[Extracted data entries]
=====
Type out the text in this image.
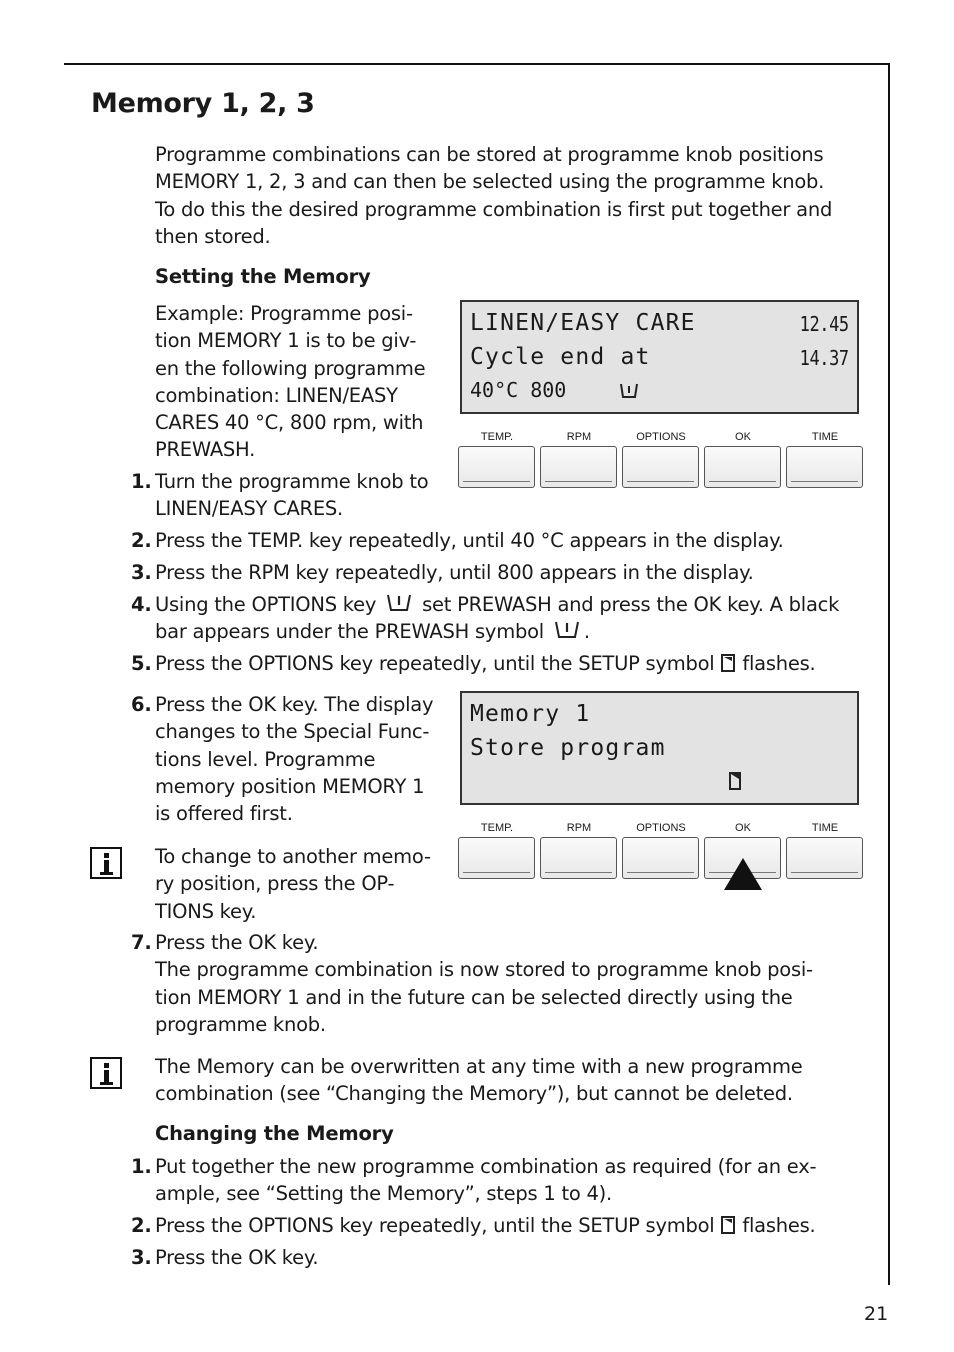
Memory 1, 2, 3

Programme combinations can be stored at programme knob positions

MEMORY 1, 2, 3 and can then be selected using the programme knob.

To do this the desired programme combination is first put together and

then stored.

Setting the Memory

Example: Programme posi-

tion MEMORY 1 is to be giv-

en the following programme

combination: LINEN/EASY

CARES 40 °C, 800 rpm, with

PREWASH.

LINEN/EASY CARE	12.45
Cycle end at	14.37
40°C 800
TEMP.	RPM	OPTIONS	OK	TIME
1. Turn the programme knob to

LINEN/EASY CARES.

2. Press the TEMP. key repeatedly, until 40 °C appears in the display.

3. Press the RPM key repeatedly, until 800 appears in the display.

4. Using the OPTIONS key set PREWASH and press the OK key. A black

bar appears under the PREWASH symbol .

5. Press the OPTIONS key repeatedly, until the SETUP symbol flashes.

6. Press the OK key. The display

changes to the Special Func-

tions level. Programme

memory position MEMORY 1

is offered first.

Memory 1
Store program
TEMP.	RPM	OPTIONS	OK	TIME

To change to another memo-

ry position, press the OP-

TIONS key.

7. Press the OK key.

The programme combination is now stored to programme knob posi-

tion MEMORY 1 and in the future can be selected directly using the

programme knob.

The Memory can be overwritten at any time with a new programme

combination (see “Changing the Memory”), but cannot be deleted.

Changing the Memory
1. Put together the new programme combination as required (for an ex-

ample, see “Setting the Memory”, steps 1 to 4).

2. Press the OPTIONS key repeatedly, until the SETUP symbol flashes.

3. Press the OK key.

21
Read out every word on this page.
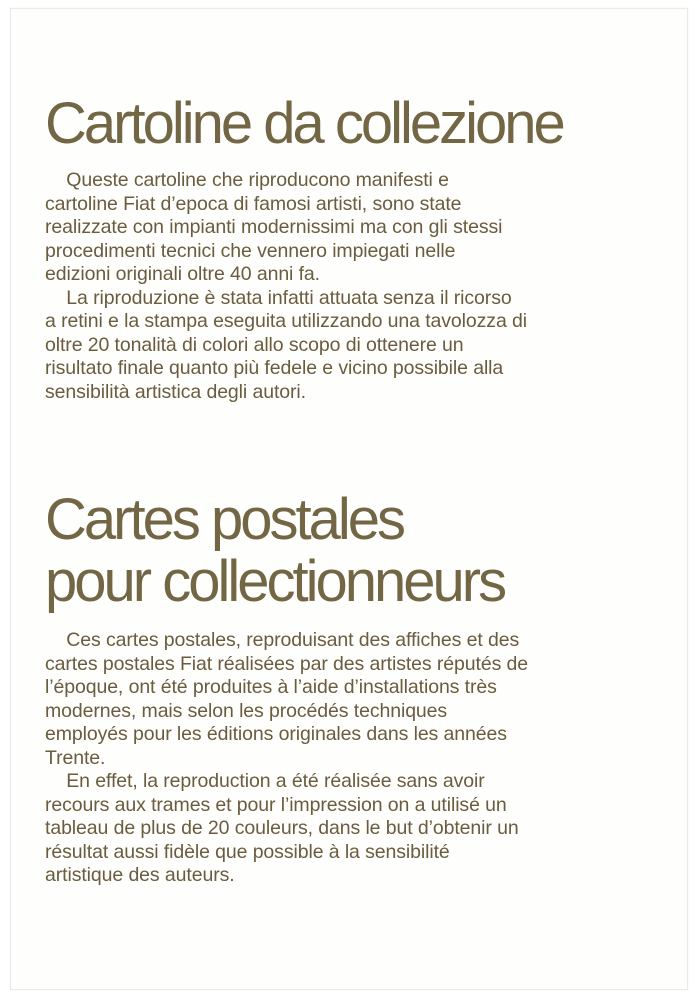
Cartoline da collezione

Queste cartoline che riproducono manifesti e
cartoline Fiat d’epoca di famosi artisti, sono state
realizzate con impianti modernissimi ma con gli stessi
procedimenti tecnici che vennero impiegati nelle
edizioni originali oltre 40 anni fa.

La riproduzione è stata infatti attuata senza il ricorso
a retini e la stampa eseguita utilizzando una tavolozza di
oltre 20 tonalità di colori allo scopo di ottenere un
risultato finale quanto più fedele e vicino possibile alla
sensibilità artistica degli autori.

Cartes postales
pour collectionneurs

Ces cartes postales, reproduisant des affiches et des
cartes postales Fiat réalisées par des artistes réputés de
l’époque, ont été produites à l’aide d’installations très
modernes, mais selon les procédés techniques
employés pour les éditions originales dans les années
Trente.

En effet, la reproduction a été réalisée sans avoir
recours aux trames et pour l’impression on a utilisé un
tableau de plus de 20 couleurs, dans le but d’obtenir un
résultat aussi fidèle que possible à la sensibilité
artistique des auteurs.
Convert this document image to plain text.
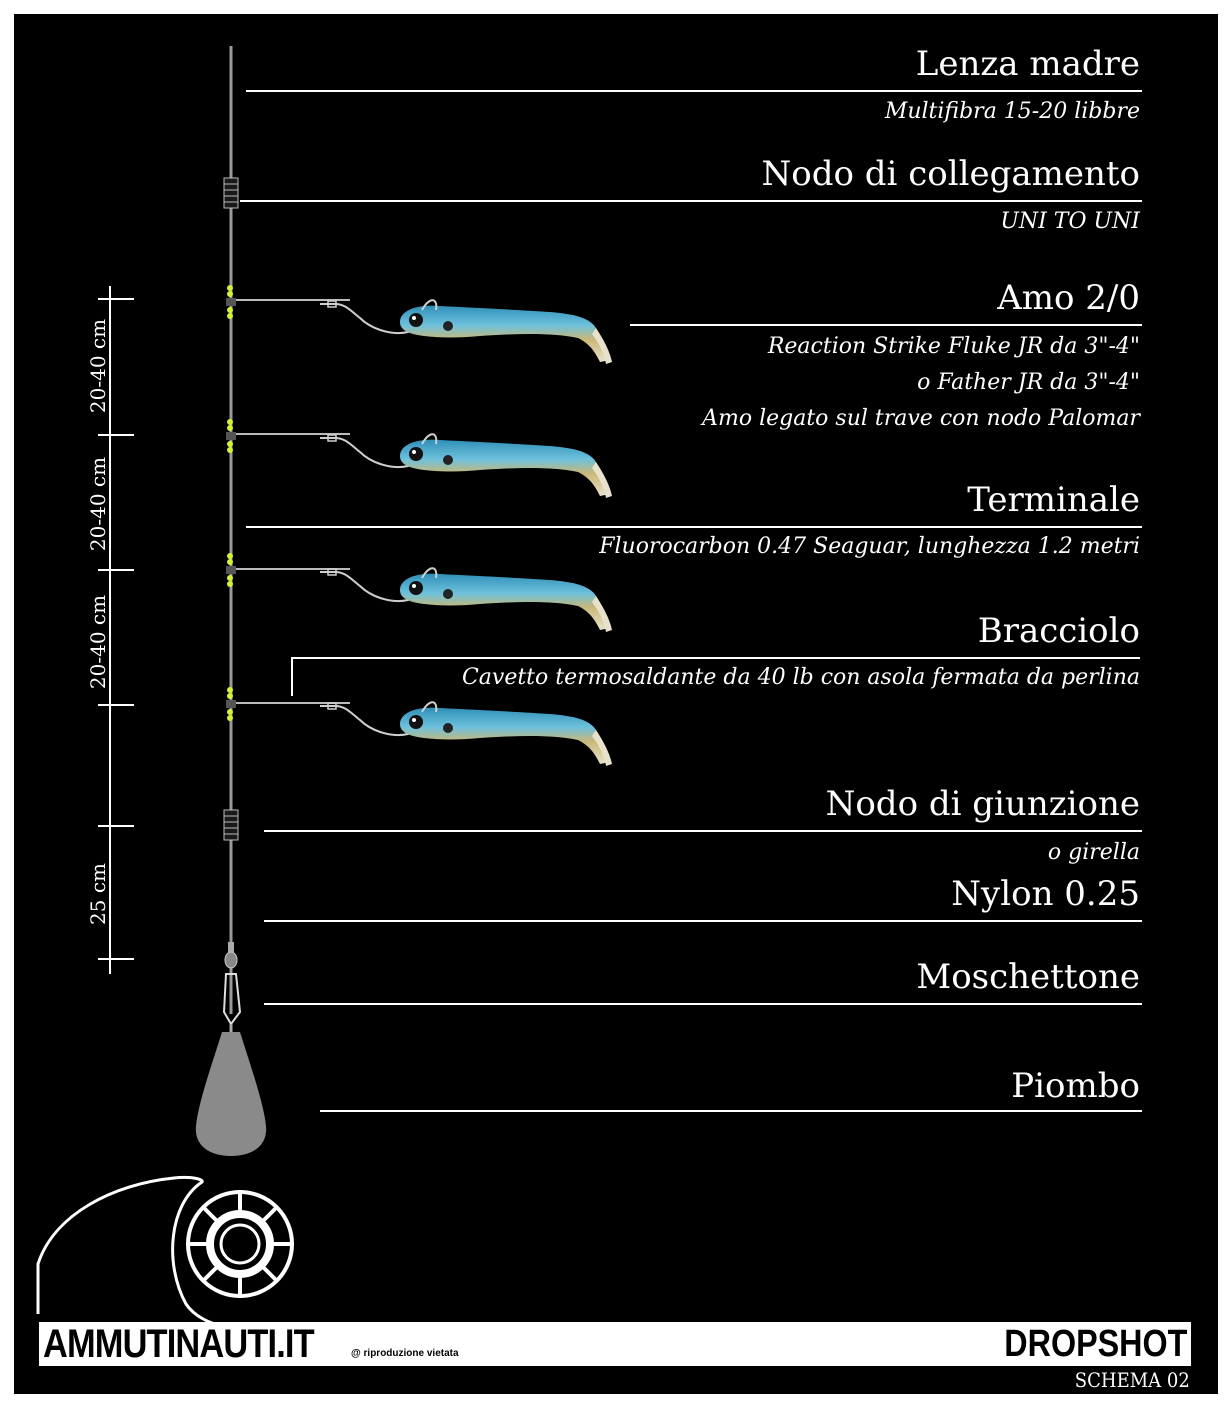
Lenza madre
Multifibra 15-20 libbre
Nodo di collegamento
UNI TO UNI
Amo 2/0
Reaction Strike Fluke JR da 3"-4"
o Father JR da 3"-4"
Amo legato sul trave con nodo Palomar
Terminale
Fluorocarbon 0.47 Seaguar, lunghezza 1.2 metri
Bracciolo
Cavetto termosaldante da 40 lb con asola fermata da perlina
Nodo di giunzione
o girella
Nylon 0.25
Moschettone
Piombo
20-40 cm
20-40 cm
20-40 cm
25 cm
AMMUTINAUTI.IT	@ riproduzione vietata	DROPSHOT
SCHEMA 02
=====
_Work to do:_ Scan the data above; copy every line where "knob" appears.

_Complete answer:_
Programme combinations can be stored at programme knob positions
MEMORY 1, 2, 3 and can then be selected using the programme knob.
1. Turn the programme knob to
The programme combination is now stored to programme knob posi-
programme knob.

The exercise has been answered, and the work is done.